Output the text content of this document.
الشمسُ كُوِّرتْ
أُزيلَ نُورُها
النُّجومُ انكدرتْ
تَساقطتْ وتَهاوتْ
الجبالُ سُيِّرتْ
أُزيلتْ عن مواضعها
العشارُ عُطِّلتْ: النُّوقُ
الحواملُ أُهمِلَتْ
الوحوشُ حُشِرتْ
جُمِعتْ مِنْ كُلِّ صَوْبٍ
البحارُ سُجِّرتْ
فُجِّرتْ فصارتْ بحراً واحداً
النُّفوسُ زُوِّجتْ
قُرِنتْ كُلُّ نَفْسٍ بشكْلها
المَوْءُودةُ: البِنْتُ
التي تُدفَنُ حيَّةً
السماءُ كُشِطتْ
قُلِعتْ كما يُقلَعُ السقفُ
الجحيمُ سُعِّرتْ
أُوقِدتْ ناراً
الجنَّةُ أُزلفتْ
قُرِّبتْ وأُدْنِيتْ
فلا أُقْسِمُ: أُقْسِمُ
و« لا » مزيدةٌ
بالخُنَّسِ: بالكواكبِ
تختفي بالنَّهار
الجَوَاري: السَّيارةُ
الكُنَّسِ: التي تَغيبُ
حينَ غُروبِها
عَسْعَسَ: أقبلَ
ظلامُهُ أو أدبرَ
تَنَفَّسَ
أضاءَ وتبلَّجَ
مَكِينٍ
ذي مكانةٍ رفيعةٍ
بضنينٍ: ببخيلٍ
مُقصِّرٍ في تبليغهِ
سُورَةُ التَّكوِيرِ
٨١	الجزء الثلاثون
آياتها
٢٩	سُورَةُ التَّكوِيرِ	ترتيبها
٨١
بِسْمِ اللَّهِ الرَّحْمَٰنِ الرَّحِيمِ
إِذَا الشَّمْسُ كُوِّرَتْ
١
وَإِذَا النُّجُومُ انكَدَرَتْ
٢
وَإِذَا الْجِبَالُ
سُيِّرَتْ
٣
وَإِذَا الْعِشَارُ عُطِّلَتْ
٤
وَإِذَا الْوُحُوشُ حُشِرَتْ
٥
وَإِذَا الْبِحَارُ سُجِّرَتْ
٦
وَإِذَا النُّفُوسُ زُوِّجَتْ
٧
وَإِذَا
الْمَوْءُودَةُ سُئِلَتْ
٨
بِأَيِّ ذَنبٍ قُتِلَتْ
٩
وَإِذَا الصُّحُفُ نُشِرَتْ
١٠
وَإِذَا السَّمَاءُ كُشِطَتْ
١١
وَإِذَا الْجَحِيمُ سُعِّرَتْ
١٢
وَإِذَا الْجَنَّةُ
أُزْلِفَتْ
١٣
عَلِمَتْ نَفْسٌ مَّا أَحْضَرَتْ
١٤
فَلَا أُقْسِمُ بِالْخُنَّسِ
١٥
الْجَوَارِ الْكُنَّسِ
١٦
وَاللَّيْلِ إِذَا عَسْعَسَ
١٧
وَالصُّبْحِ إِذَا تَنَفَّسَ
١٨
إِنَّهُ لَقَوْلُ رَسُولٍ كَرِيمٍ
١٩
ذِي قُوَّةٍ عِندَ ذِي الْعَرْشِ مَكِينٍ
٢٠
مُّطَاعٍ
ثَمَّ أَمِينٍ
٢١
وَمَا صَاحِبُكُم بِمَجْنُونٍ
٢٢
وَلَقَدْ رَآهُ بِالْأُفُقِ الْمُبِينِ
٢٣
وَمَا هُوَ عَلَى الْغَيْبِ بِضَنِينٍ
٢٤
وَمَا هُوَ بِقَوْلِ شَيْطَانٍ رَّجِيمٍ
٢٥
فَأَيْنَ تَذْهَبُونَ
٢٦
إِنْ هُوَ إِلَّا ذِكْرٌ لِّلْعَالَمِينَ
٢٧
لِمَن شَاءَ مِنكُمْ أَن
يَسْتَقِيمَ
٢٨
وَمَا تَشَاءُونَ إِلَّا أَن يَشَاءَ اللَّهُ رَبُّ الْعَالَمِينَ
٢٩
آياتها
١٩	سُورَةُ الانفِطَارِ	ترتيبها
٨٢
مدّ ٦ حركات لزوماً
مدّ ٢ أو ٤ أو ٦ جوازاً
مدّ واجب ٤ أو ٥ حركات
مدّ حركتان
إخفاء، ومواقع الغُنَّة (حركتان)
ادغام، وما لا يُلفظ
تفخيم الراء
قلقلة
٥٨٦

-*-*-

_EXERCISE PROMPT_.
Repeat the data precisely, reproducing every entry.

_RESULT OF THE EXERCISE_.
Output the text content of this document.
الشمسُ كُوِّرتْ
أُزيلَ نُورُها
النُّجومُ انكدرتْ
تَساقطتْ وتَهاوتْ
الجبالُ سُيِّرتْ
أُزيلتْ عن مواضعها
العشارُ عُطِّلتْ: النُّوقُ
الحواملُ أُهمِلَتْ
الوحوشُ حُشِرتْ
جُمِعتْ مِنْ كُلِّ صَوْبٍ
البحارُ سُجِّرتْ
فُجِّرتْ فصارتْ بحراً واحداً
النُّفوسُ زُوِّجتْ
قُرِنتْ كُلُّ نَفْسٍ بشكْلها
المَوْءُودةُ: البِنْتُ
التي تُدفَنُ حيَّةً
السماءُ كُشِطتْ
قُلِعتْ كما يُقلَعُ السقفُ
الجحيمُ سُعِّرتْ
أُوقِدتْ ناراً
الجنَّةُ أُزلفتْ
قُرِّبتْ وأُدْنِيتْ
فلا أُقْسِمُ: أُقْسِمُ
و« لا » مزيدةٌ
بالخُنَّسِ: بالكواكبِ
تختفي بالنَّهار
الجَوَاري: السَّيارةُ
الكُنَّسِ: التي تَغيبُ
حينَ غُروبِها
عَسْعَسَ: أقبلَ
ظلامُهُ أو أدبرَ
تَنَفَّسَ
أضاءَ وتبلَّجَ
مَكِينٍ
ذي مكانةٍ رفيعةٍ
بضنينٍ: ببخيلٍ
مُقصِّرٍ في تبليغهِ
سُورَةُ التَّكوِيرِ
٨١	الجزء الثلاثون
آياتها
٢٩	سُورَةُ التَّكوِيرِ	ترتيبها
٨١
بِسْمِ اللَّهِ الرَّحْمَٰنِ الرَّحِيمِ
إِذَا الشَّمْسُ كُوِّرَتْ
١
وَإِذَا النُّجُومُ انكَدَرَتْ
٢
وَإِذَا الْجِبَالُ
سُيِّرَتْ
٣
وَإِذَا الْعِشَارُ عُطِّلَتْ
٤
وَإِذَا الْوُحُوشُ حُشِرَتْ
٥
وَإِذَا الْبِحَارُ سُجِّرَتْ
٦
وَإِذَا النُّفُوسُ زُوِّجَتْ
٧
وَإِذَا
الْمَوْءُودَةُ سُئِلَتْ
٨
بِأَيِّ ذَنبٍ قُتِلَتْ
٩
وَإِذَا الصُّحُفُ نُشِرَتْ
١٠
وَإِذَا السَّمَاءُ كُشِطَتْ
١١
وَإِذَا الْجَحِيمُ سُعِّرَتْ
١٢
وَإِذَا الْجَنَّةُ
أُزْلِفَتْ
١٣
عَلِمَتْ نَفْسٌ مَّا أَحْضَرَتْ
١٤
فَلَا أُقْسِمُ بِالْخُنَّسِ
١٥
الْجَوَارِ الْكُنَّسِ
١٦
وَاللَّيْلِ إِذَا عَسْعَسَ
١٧
وَالصُّبْحِ إِذَا تَنَفَّسَ
١٨
إِنَّهُ لَقَوْلُ رَسُولٍ كَرِيمٍ
١٩
ذِي قُوَّةٍ عِندَ ذِي الْعَرْشِ مَكِينٍ
٢٠
مُّطَاعٍ
ثَمَّ أَمِينٍ
٢١
وَمَا صَاحِبُكُم بِمَجْنُونٍ
٢٢
وَلَقَدْ رَآهُ بِالْأُفُقِ الْمُبِينِ
٢٣
وَمَا هُوَ عَلَى الْغَيْبِ بِضَنِينٍ
٢٤
وَمَا هُوَ بِقَوْلِ شَيْطَانٍ رَّجِيمٍ
٢٥
فَأَيْنَ تَذْهَبُونَ
٢٦
إِنْ هُوَ إِلَّا ذِكْرٌ لِّلْعَالَمِينَ
٢٧
لِمَن شَاءَ مِنكُمْ أَن
يَسْتَقِيمَ
٢٨
وَمَا تَشَاءُونَ إِلَّا أَن يَشَاءَ اللَّهُ رَبُّ الْعَالَمِينَ
٢٩
آياتها
١٩	سُورَةُ الانفِطَارِ	ترتيبها
٨٢
مدّ ٦ حركات لزوماً
مدّ ٢ أو ٤ أو ٦ جوازاً
مدّ واجب ٤ أو ٥ حركات
مدّ حركتان
إخفاء، ومواقع الغُنَّة (حركتان)
ادغام، وما لا يُلفظ
تفخيم الراء
قلقلة
٥٨٦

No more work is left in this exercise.